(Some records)
--------------------------------------------------

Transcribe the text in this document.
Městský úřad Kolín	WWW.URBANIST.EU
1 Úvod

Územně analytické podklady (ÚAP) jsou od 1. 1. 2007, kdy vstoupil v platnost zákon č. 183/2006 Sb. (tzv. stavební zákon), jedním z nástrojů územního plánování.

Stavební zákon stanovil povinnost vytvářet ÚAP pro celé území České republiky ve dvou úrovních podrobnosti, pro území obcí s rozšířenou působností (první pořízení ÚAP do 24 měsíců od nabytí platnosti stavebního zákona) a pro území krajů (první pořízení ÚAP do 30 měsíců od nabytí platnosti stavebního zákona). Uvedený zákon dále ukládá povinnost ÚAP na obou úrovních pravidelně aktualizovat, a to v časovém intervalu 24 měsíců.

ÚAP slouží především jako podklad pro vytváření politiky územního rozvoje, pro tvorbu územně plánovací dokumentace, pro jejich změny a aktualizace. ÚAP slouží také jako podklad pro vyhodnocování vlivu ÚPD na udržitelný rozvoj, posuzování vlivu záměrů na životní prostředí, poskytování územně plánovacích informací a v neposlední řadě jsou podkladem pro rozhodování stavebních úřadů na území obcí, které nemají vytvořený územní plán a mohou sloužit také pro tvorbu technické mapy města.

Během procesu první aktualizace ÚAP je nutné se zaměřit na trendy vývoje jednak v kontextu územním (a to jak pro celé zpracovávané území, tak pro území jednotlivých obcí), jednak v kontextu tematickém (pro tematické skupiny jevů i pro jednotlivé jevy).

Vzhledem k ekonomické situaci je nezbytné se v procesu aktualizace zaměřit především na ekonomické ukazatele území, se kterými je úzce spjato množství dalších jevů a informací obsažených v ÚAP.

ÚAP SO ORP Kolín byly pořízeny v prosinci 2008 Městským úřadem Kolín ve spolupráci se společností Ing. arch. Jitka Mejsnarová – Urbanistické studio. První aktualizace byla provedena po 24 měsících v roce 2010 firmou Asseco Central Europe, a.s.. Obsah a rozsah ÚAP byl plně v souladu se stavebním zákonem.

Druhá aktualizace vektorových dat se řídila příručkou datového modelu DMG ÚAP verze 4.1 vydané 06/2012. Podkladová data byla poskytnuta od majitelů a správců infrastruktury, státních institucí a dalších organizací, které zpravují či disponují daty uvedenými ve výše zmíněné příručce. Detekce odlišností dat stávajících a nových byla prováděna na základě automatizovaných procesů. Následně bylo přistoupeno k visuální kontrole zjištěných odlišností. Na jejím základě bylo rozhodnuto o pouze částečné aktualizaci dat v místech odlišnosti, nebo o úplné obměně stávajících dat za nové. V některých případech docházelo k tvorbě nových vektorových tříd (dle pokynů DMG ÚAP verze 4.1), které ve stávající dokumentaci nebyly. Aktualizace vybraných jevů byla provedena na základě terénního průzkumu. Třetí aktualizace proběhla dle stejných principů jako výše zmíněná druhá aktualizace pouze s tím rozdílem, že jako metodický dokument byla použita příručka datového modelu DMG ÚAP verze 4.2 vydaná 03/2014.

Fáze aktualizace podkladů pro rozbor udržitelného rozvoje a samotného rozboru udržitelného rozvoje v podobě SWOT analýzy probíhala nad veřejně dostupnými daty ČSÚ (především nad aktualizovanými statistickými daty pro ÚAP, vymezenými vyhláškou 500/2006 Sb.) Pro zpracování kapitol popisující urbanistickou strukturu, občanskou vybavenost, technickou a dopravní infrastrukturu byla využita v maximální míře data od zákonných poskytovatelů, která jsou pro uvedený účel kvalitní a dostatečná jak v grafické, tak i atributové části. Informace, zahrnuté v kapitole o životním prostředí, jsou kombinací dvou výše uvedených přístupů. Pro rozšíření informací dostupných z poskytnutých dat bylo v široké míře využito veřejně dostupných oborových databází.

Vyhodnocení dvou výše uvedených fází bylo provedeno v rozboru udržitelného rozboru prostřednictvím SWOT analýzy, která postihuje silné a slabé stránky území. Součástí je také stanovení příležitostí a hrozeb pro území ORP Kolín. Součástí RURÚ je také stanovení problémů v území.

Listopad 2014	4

--------------------------------------------------

EXERCISE OBJECTIVE> Copy out the whole listing, exactly as written.

EXERCISE RESULT>
Transcribe the text in this document.
Městský úřad Kolín	WWW.URBANIST.EU
1 Úvod

Územně analytické podklady (ÚAP) jsou od 1. 1. 2007, kdy vstoupil v platnost zákon č. 183/2006 Sb. (tzv. stavební zákon), jedním z nástrojů územního plánování.

Stavební zákon stanovil povinnost vytvářet ÚAP pro celé území České republiky ve dvou úrovních podrobnosti, pro území obcí s rozšířenou působností (první pořízení ÚAP do 24 měsíců od nabytí platnosti stavebního zákona) a pro území krajů (první pořízení ÚAP do 30 měsíců od nabytí platnosti stavebního zákona). Uvedený zákon dále ukládá povinnost ÚAP na obou úrovních pravidelně aktualizovat, a to v časovém intervalu 24 měsíců.

ÚAP slouží především jako podklad pro vytváření politiky územního rozvoje, pro tvorbu územně plánovací dokumentace, pro jejich změny a aktualizace. ÚAP slouží také jako podklad pro vyhodnocování vlivu ÚPD na udržitelný rozvoj, posuzování vlivu záměrů na životní prostředí, poskytování územně plánovacích informací a v neposlední řadě jsou podkladem pro rozhodování stavebních úřadů na území obcí, které nemají vytvořený územní plán a mohou sloužit také pro tvorbu technické mapy města.

Během procesu první aktualizace ÚAP je nutné se zaměřit na trendy vývoje jednak v kontextu územním (a to jak pro celé zpracovávané území, tak pro území jednotlivých obcí), jednak v kontextu tematickém (pro tematické skupiny jevů i pro jednotlivé jevy).

Vzhledem k ekonomické situaci je nezbytné se v procesu aktualizace zaměřit především na ekonomické ukazatele území, se kterými je úzce spjato množství dalších jevů a informací obsažených v ÚAP.

ÚAP SO ORP Kolín byly pořízeny v prosinci 2008 Městským úřadem Kolín ve spolupráci se společností Ing. arch. Jitka Mejsnarová – Urbanistické studio. První aktualizace byla provedena po 24 měsících v roce 2010 firmou Asseco Central Europe, a.s.. Obsah a rozsah ÚAP byl plně v souladu se stavebním zákonem.

Druhá aktualizace vektorových dat se řídila příručkou datového modelu DMG ÚAP verze 4.1 vydané 06/2012. Podkladová data byla poskytnuta od majitelů a správců infrastruktury, státních institucí a dalších organizací, které zpravují či disponují daty uvedenými ve výše zmíněné příručce. Detekce odlišností dat stávajících a nových byla prováděna na základě automatizovaných procesů. Následně bylo přistoupeno k visuální kontrole zjištěných odlišností. Na jejím základě bylo rozhodnuto o pouze částečné aktualizaci dat v místech odlišnosti, nebo o úplné obměně stávajících dat za nové. V některých případech docházelo k tvorbě nových vektorových tříd (dle pokynů DMG ÚAP verze 4.1), které ve stávající dokumentaci nebyly. Aktualizace vybraných jevů byla provedena na základě terénního průzkumu. Třetí aktualizace proběhla dle stejných principů jako výše zmíněná druhá aktualizace pouze s tím rozdílem, že jako metodický dokument byla použita příručka datového modelu DMG ÚAP verze 4.2 vydaná 03/2014.

Fáze aktualizace podkladů pro rozbor udržitelného rozvoje a samotného rozboru udržitelného rozvoje v podobě SWOT analýzy probíhala nad veřejně dostupnými daty ČSÚ (především nad aktualizovanými statistickými daty pro ÚAP, vymezenými vyhláškou 500/2006 Sb.) Pro zpracování kapitol popisující urbanistickou strukturu, občanskou vybavenost, technickou a dopravní infrastrukturu byla využita v maximální míře data od zákonných poskytovatelů, která jsou pro uvedený účel kvalitní a dostatečná jak v grafické, tak i atributové části. Informace, zahrnuté v kapitole o životním prostředí, jsou kombinací dvou výše uvedených přístupů. Pro rozšíření informací dostupných z poskytnutých dat bylo v široké míře využito veřejně dostupných oborových databází.

Vyhodnocení dvou výše uvedených fází bylo provedeno v rozboru udržitelného rozboru prostřednictvím SWOT analýzy, která postihuje silné a slabé stránky území. Součástí je také stanovení příležitostí a hrozeb pro území ORP Kolín. Součástí RURÚ je také stanovení problémů v území.

Listopad 2014	4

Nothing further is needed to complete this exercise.